▶ _Aim_
Write out each entry again. Keep every word exactly as it is.

===== Record list

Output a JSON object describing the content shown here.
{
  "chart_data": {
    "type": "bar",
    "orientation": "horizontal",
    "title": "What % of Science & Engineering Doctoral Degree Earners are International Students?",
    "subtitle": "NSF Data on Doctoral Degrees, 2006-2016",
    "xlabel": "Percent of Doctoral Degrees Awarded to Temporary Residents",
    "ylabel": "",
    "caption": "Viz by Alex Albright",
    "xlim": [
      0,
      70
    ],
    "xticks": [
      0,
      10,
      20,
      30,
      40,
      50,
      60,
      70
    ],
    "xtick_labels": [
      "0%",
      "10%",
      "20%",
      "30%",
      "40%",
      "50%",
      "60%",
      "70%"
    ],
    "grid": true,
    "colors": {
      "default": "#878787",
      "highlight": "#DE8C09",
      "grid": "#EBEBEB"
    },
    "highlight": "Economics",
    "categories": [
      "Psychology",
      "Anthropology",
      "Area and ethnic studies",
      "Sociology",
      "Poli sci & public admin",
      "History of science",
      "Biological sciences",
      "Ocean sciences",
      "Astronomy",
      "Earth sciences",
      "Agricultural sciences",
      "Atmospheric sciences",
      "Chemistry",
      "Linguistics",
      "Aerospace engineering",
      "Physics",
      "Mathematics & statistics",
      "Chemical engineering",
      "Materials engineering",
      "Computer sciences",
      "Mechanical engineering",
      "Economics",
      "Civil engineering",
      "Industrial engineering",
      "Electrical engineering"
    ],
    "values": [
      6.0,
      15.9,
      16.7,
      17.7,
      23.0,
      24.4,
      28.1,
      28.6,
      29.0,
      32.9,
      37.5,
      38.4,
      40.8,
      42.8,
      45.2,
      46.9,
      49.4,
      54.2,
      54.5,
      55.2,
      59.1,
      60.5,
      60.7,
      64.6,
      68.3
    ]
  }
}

==========

▶ _Answer to this exercise_
Output a JSON object describing the content shown here.
{
  "chart_data": {
    "type": "bar",
    "orientation": "horizontal",
    "title": "What % of Science & Engineering Doctoral Degree Earners are International Students?",
    "subtitle": "NSF Data on Doctoral Degrees, 2006-2016",
    "xlabel": "Percent of Doctoral Degrees Awarded to Temporary Residents",
    "ylabel": "",
    "caption": "Viz by Alex Albright",
    "xlim": [
      0,
      70
    ],
    "xticks": [
      0,
      10,
      20,
      30,
      40,
      50,
      60,
      70
    ],
    "xtick_labels": [
      "0%",
      "10%",
      "20%",
      "30%",
      "40%",
      "50%",
      "60%",
      "70%"
    ],
    "grid": true,
    "colors": {
      "default": "#878787",
      "highlight": "#DE8C09",
      "grid": "#EBEBEB"
    },
    "highlight": "Economics",
    "categories": [
      "Psychology",
      "Anthropology",
      "Area and ethnic studies",
      "Sociology",
      "Poli sci & public admin",
      "History of science",
      "Biological sciences",
      "Ocean sciences",
      "Astronomy",
      "Earth sciences",
      "Agricultural sciences",
      "Atmospheric sciences",
      "Chemistry",
      "Linguistics",
      "Aerospace engineering",
      "Physics",
      "Mathematics & statistics",
      "Chemical engineering",
      "Materials engineering",
      "Computer sciences",
      "Mechanical engineering",
      "Economics",
      "Civil engineering",
      "Industrial engineering",
      "Electrical engineering"
    ],
    "values": [
      6.0,
      15.9,
      16.7,
      17.7,
      23.0,
      24.4,
      28.1,
      28.6,
      29.0,
      32.9,
      37.5,
      38.4,
      40.8,
      42.8,
      45.2,
      46.9,
      49.4,
      54.2,
      54.5,
      55.2,
      59.1,
      60.5,
      60.7,
      64.6,
      68.3
    ]
  }
}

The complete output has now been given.